AIM OF THE EXERCISE: Gather all lines in the data that hold the string "name".

MATERIAL TO PROCESS start

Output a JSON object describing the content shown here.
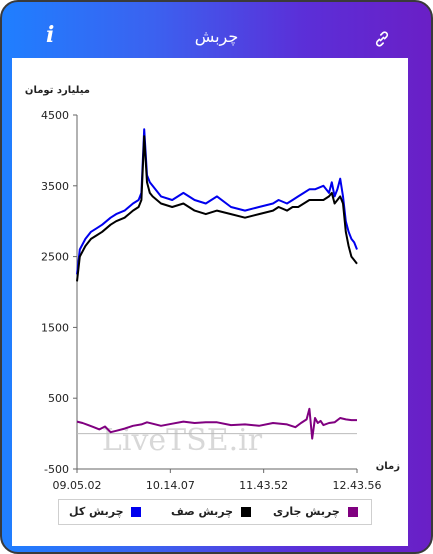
{
  "header": {
    "title": "چربش",
    "info_label": "i"
  },
  "colors": {
    "total": "#0000ee",
    "queue": "#000000",
    "current": "#800080"
  },
  "chart_data": {
    "type": "line",
    "ylabel": "میلیارد تومان",
    "xlabel": "زمان",
    "ylim": [
      -500,
      4500
    ],
    "yticks": [
      -500,
      500,
      1500,
      2500,
      3500,
      4500
    ],
    "x_ticks": [
      "09.05.02",
      "10.14.07",
      "11.43.52",
      "12.43.56"
    ],
    "watermark": "LiveTSE.ir",
    "series": [
      {
        "name": "چربش کل",
        "key": "total",
        "x": [
          0,
          1,
          3,
          5,
          7,
          9,
          12,
          14,
          17,
          20,
          22,
          23,
          24,
          25,
          26,
          27,
          30,
          34,
          38,
          42,
          46,
          50,
          55,
          60,
          65,
          70,
          72,
          75,
          77,
          79,
          81,
          83,
          85,
          88,
          90,
          91,
          92,
          93,
          94,
          95,
          96,
          97,
          98,
          99,
          100
        ],
        "values": [
          2250,
          2600,
          2750,
          2850,
          2900,
          2950,
          3050,
          3100,
          3150,
          3250,
          3300,
          3400,
          4300,
          3650,
          3550,
          3500,
          3350,
          3300,
          3400,
          3300,
          3250,
          3350,
          3200,
          3150,
          3200,
          3250,
          3300,
          3250,
          3300,
          3350,
          3400,
          3450,
          3450,
          3500,
          3400,
          3550,
          3350,
          3450,
          3600,
          3350,
          3000,
          2850,
          2750,
          2700,
          2600
        ]
      },
      {
        "name": "چربش صف",
        "key": "queue",
        "x": [
          0,
          1,
          3,
          5,
          7,
          9,
          12,
          14,
          17,
          20,
          22,
          23,
          24,
          25,
          26,
          27,
          30,
          34,
          38,
          42,
          46,
          50,
          55,
          60,
          65,
          70,
          72,
          75,
          77,
          79,
          81,
          83,
          85,
          88,
          90,
          91,
          92,
          93,
          94,
          95,
          96,
          97,
          98,
          99,
          100
        ],
        "values": [
          2150,
          2500,
          2650,
          2750,
          2800,
          2850,
          2950,
          3000,
          3050,
          3150,
          3200,
          3300,
          4200,
          3550,
          3400,
          3350,
          3250,
          3200,
          3250,
          3150,
          3100,
          3150,
          3100,
          3050,
          3100,
          3150,
          3200,
          3150,
          3200,
          3200,
          3250,
          3300,
          3300,
          3300,
          3350,
          3400,
          3250,
          3300,
          3350,
          3250,
          2850,
          2650,
          2500,
          2450,
          2400
        ]
      },
      {
        "name": "چربش جاری",
        "key": "current",
        "x": [
          0,
          2,
          4,
          6,
          8,
          10,
          12,
          14,
          17,
          20,
          23,
          25,
          27,
          30,
          34,
          38,
          42,
          46,
          50,
          55,
          60,
          65,
          70,
          75,
          78,
          80,
          82,
          83,
          84,
          85,
          86,
          87,
          88,
          90,
          92,
          94,
          96,
          98,
          100
        ],
        "values": [
          170,
          150,
          120,
          90,
          60,
          100,
          20,
          40,
          70,
          110,
          130,
          160,
          140,
          110,
          140,
          170,
          150,
          160,
          160,
          120,
          130,
          110,
          150,
          130,
          90,
          150,
          200,
          350,
          -70,
          220,
          150,
          180,
          120,
          150,
          160,
          220,
          200,
          190,
          190
        ]
      }
    ]
  }
}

MATERIAL TO PROCESS end

CORRECT RESPONSE:
        "name": "چربش کل",
        "name": "چربش صف",
        "name": "چربش جاری",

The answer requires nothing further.